● **Given exercise**: Reproduce all of the data exactly, with no line skipped.

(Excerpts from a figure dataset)
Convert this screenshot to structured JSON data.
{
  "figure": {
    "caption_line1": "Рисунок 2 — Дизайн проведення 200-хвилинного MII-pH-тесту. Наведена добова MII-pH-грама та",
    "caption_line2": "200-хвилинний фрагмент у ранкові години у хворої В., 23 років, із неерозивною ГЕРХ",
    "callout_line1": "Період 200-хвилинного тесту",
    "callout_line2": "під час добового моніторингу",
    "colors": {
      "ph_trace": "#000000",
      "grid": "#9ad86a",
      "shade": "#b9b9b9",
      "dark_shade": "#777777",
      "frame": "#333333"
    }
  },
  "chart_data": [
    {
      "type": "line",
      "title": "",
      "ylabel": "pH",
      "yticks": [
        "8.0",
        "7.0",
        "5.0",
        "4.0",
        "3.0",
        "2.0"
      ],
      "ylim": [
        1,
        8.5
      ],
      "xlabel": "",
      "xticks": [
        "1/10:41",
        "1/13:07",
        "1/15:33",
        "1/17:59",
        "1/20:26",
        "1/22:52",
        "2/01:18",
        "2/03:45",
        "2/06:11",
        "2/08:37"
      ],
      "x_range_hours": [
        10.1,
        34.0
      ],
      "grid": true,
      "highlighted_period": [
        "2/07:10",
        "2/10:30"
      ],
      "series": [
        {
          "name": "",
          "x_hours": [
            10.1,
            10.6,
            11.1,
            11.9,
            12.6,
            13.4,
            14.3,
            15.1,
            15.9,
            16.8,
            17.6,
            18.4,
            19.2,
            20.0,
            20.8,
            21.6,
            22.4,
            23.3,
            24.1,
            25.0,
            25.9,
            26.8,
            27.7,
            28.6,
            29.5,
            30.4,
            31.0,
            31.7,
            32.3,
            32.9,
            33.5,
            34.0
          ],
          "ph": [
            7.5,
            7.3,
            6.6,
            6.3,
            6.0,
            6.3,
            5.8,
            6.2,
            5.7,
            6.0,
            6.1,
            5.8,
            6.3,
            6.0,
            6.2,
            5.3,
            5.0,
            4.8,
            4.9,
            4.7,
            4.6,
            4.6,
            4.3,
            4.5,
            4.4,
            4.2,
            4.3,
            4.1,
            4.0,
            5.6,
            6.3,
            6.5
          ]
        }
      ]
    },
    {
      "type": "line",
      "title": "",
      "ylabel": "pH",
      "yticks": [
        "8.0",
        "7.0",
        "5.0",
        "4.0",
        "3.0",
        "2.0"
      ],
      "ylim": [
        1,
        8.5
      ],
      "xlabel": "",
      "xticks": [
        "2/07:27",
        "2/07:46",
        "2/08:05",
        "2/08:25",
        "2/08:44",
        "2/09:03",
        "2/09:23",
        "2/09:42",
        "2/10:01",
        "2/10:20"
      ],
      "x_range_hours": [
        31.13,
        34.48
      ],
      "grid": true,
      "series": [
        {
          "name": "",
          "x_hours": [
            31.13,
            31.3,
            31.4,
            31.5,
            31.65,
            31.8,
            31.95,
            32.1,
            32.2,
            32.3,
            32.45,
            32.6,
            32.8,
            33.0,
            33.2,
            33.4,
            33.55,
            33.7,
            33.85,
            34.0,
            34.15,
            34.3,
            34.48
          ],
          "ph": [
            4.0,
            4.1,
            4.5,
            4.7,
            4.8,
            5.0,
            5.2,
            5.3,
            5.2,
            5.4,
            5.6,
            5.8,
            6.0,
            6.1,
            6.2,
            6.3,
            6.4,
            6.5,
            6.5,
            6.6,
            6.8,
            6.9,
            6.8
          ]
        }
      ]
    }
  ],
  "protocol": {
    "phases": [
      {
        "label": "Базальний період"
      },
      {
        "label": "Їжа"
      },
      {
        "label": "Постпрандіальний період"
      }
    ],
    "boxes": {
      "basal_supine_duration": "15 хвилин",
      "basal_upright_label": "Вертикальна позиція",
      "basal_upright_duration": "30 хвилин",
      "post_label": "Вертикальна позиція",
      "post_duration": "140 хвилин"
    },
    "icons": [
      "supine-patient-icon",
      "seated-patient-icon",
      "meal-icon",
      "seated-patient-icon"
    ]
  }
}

● **Solution to this problem**:
Convert this screenshot to structured JSON data.
{
  "figure": {
    "caption_line1": "Рисунок 2 — Дизайн проведення 200-хвилинного MII-pH-тесту. Наведена добова MII-pH-грама та",
    "caption_line2": "200-хвилинний фрагмент у ранкові години у хворої В., 23 років, із неерозивною ГЕРХ",
    "callout_line1": "Період 200-хвилинного тесту",
    "callout_line2": "під час добового моніторингу",
    "colors": {
      "ph_trace": "#000000",
      "grid": "#9ad86a",
      "shade": "#b9b9b9",
      "dark_shade": "#777777",
      "frame": "#333333"
    }
  },
  "chart_data": [
    {
      "type": "line",
      "title": "",
      "ylabel": "pH",
      "yticks": [
        "8.0",
        "7.0",
        "5.0",
        "4.0",
        "3.0",
        "2.0"
      ],
      "ylim": [
        1,
        8.5
      ],
      "xlabel": "",
      "xticks": [
        "1/10:41",
        "1/13:07",
        "1/15:33",
        "1/17:59",
        "1/20:26",
        "1/22:52",
        "2/01:18",
        "2/03:45",
        "2/06:11",
        "2/08:37"
      ],
      "x_range_hours": [
        10.1,
        34.0
      ],
      "grid": true,
      "highlighted_period": [
        "2/07:10",
        "2/10:30"
      ],
      "series": [
        {
          "name": "",
          "x_hours": [
            10.1,
            10.6,
            11.1,
            11.9,
            12.6,
            13.4,
            14.3,
            15.1,
            15.9,
            16.8,
            17.6,
            18.4,
            19.2,
            20.0,
            20.8,
            21.6,
            22.4,
            23.3,
            24.1,
            25.0,
            25.9,
            26.8,
            27.7,
            28.6,
            29.5,
            30.4,
            31.0,
            31.7,
            32.3,
            32.9,
            33.5,
            34.0
          ],
          "ph": [
            7.5,
            7.3,
            6.6,
            6.3,
            6.0,
            6.3,
            5.8,
            6.2,
            5.7,
            6.0,
            6.1,
            5.8,
            6.3,
            6.0,
            6.2,
            5.3,
            5.0,
            4.8,
            4.9,
            4.7,
            4.6,
            4.6,
            4.3,
            4.5,
            4.4,
            4.2,
            4.3,
            4.1,
            4.0,
            5.6,
            6.3,
            6.5
          ]
        }
      ]
    },
    {
      "type": "line",
      "title": "",
      "ylabel": "pH",
      "yticks": [
        "8.0",
        "7.0",
        "5.0",
        "4.0",
        "3.0",
        "2.0"
      ],
      "ylim": [
        1,
        8.5
      ],
      "xlabel": "",
      "xticks": [
        "2/07:27",
        "2/07:46",
        "2/08:05",
        "2/08:25",
        "2/08:44",
        "2/09:03",
        "2/09:23",
        "2/09:42",
        "2/10:01",
        "2/10:20"
      ],
      "x_range_hours": [
        31.13,
        34.48
      ],
      "grid": true,
      "series": [
        {
          "name": "",
          "x_hours": [
            31.13,
            31.3,
            31.4,
            31.5,
            31.65,
            31.8,
            31.95,
            32.1,
            32.2,
            32.3,
            32.45,
            32.6,
            32.8,
            33.0,
            33.2,
            33.4,
            33.55,
            33.7,
            33.85,
            34.0,
            34.15,
            34.3,
            34.48
          ],
          "ph": [
            4.0,
            4.1,
            4.5,
            4.7,
            4.8,
            5.0,
            5.2,
            5.3,
            5.2,
            5.4,
            5.6,
            5.8,
            6.0,
            6.1,
            6.2,
            6.3,
            6.4,
            6.5,
            6.5,
            6.6,
            6.8,
            6.9,
            6.8
          ]
        }
      ]
    }
  ],
  "protocol": {
    "phases": [
      {
        "label": "Базальний період"
      },
      {
        "label": "Їжа"
      },
      {
        "label": "Постпрандіальний період"
      }
    ],
    "boxes": {
      "basal_supine_duration": "15 хвилин",
      "basal_upright_label": "Вертикальна позиція",
      "basal_upright_duration": "30 хвилин",
      "post_label": "Вертикальна позиція",
      "post_duration": "140 хвилин"
    },
    "icons": [
      "supine-patient-icon",
      "seated-patient-icon",
      "meal-icon",
      "seated-patient-icon"
    ]
  }
}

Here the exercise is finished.